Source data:
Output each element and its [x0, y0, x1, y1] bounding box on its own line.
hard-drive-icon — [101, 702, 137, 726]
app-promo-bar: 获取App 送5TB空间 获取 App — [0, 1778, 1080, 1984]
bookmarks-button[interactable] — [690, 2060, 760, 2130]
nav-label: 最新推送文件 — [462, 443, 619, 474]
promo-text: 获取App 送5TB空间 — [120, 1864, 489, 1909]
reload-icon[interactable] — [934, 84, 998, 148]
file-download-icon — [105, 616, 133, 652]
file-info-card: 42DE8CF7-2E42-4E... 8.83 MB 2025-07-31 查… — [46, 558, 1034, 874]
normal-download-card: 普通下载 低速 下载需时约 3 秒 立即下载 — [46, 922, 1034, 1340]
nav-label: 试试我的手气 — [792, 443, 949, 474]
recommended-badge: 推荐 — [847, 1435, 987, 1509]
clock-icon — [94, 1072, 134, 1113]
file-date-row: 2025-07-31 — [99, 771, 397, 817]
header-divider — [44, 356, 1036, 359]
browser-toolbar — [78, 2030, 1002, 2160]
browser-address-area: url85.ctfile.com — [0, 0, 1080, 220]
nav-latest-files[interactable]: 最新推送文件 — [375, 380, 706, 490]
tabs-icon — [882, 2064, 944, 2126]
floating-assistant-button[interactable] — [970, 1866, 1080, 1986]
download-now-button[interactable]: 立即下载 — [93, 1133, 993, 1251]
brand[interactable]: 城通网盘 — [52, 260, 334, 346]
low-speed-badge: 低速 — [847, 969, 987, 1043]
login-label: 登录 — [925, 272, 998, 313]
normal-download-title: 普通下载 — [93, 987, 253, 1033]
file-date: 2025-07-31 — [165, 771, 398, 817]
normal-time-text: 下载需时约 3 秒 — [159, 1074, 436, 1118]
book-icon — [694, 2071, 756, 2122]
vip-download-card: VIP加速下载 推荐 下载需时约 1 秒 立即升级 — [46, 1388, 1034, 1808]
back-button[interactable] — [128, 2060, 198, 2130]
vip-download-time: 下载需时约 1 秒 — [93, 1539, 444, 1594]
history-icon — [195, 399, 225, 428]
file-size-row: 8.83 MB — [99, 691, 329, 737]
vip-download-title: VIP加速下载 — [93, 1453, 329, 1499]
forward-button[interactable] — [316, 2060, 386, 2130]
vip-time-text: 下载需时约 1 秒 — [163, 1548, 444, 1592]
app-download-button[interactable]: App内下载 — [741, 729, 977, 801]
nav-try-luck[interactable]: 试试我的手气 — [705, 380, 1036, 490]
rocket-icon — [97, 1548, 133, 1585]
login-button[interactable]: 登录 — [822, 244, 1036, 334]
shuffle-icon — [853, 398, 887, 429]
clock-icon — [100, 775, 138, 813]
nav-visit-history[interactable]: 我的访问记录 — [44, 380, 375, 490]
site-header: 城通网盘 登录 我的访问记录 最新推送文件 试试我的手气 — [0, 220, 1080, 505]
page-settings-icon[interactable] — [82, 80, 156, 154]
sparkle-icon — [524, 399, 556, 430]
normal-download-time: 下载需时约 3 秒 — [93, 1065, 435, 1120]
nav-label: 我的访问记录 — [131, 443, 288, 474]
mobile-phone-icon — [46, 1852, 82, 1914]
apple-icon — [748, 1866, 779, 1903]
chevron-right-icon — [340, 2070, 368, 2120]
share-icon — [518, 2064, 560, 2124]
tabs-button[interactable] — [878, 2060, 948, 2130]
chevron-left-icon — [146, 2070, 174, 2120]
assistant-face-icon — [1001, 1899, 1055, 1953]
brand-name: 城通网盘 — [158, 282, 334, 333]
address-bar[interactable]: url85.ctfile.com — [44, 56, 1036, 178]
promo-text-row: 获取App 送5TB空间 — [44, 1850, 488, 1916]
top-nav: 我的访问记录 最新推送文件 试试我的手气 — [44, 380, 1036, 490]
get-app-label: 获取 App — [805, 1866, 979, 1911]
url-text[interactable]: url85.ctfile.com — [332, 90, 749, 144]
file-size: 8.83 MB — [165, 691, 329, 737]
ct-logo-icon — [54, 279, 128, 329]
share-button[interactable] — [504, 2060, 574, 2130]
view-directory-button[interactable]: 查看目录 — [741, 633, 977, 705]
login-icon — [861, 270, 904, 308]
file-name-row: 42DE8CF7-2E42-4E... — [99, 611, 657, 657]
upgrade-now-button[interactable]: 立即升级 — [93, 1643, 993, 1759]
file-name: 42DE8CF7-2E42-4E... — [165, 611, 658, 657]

_REQUIRED TASK_.
Express everything from the start of the listing down to the line containing "browser-toolbar — [78, 2030, 1002, 2160]", inclusive, as a Markdown table with the columns "Number" and "Text", omitting blank lines.

_RESPONSE TO THIS TASK_.
| Number | Text |
|---|---|
| 1 | Output each element and its [x0, y0, x1, y1] bounding box on its own line. |
| 2 | hard-drive-icon — [101, 702, 137, 726] |
| 3 | app-promo-bar: 获取App 送5TB空间 获取 App — [0, 1778, 1080, 1984] |
| 4 | bookmarks-button[interactable] — [690, 2060, 760, 2130] |
| 5 | nav-label: 最新推送文件 — [462, 443, 619, 474] |
| 6 | promo-text: 获取App 送5TB空间 — [120, 1864, 489, 1909] |
| 7 | reload-icon[interactable] — [934, 84, 998, 148] |
| 8 | file-download-icon — [105, 616, 133, 652] |
| 9 | file-info-card: 42DE8CF7-2E42-4E... 8.83 MB 2025-07-31 查… — [46, 558, 1034, 874] |
| 10 | normal-download-card: 普通下载 低速 下载需时约 3 秒 立即下载 — [46, 922, 1034, 1340] |
| 11 | nav-label: 试试我的手气 — [792, 443, 949, 474] |
| 12 | recommended-badge: 推荐 — [847, 1435, 987, 1509] |
| 13 | clock-icon — [94, 1072, 134, 1113] |
| 14 | file-date-row: 2025-07-31 — [99, 771, 397, 817] |
| 15 | header-divider — [44, 356, 1036, 359] |
| 16 | browser-toolbar — [78, 2030, 1002, 2160] |